Instructions to follow: Locate all lines with the word "viscosity" and copy them out.

Recorded information:
---

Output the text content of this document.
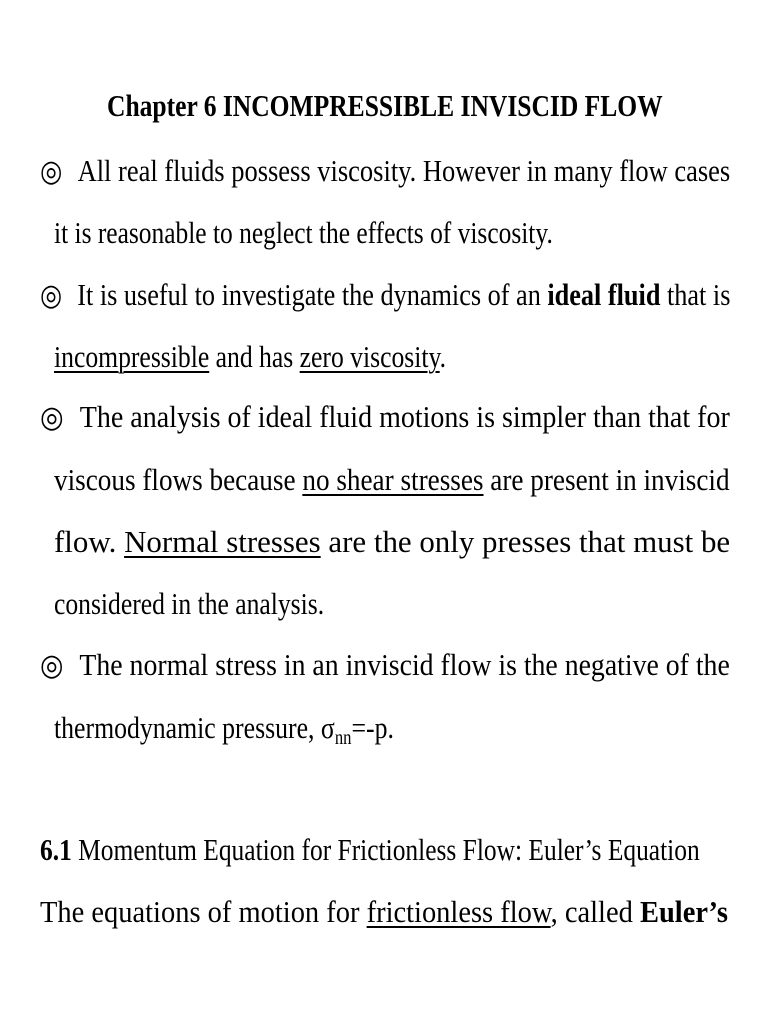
Chapter 6 INCOMPRESSIBLE INVISCID FLOW
◎ All real fluids possess viscosity. However in many flow cases
it is reasonable to neglect the effects of viscosity.
◎ It is useful to investigate the dynamics of an ideal fluid that is
incompressible and has zero viscosity.
◎ The analysis of ideal fluid motions is simpler than that for
viscous flows because no shear stresses are present in inviscid
flow. Normal stresses are the only presses that must be
considered in the analysis.
◎ The normal stress in an inviscid flow is the negative of the
thermodynamic pressure, $\sigma_{nn}=-p$.
6.1 Momentum Equation for Frictionless Flow: Euler’s Equation
The equations of motion for frictionless flow, called Euler’s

---

Result of this task:
◎ All real fluids possess viscosity. However in many flow cases
it is reasonable to neglect the effects of viscosity.
incompressible and has zero viscosity.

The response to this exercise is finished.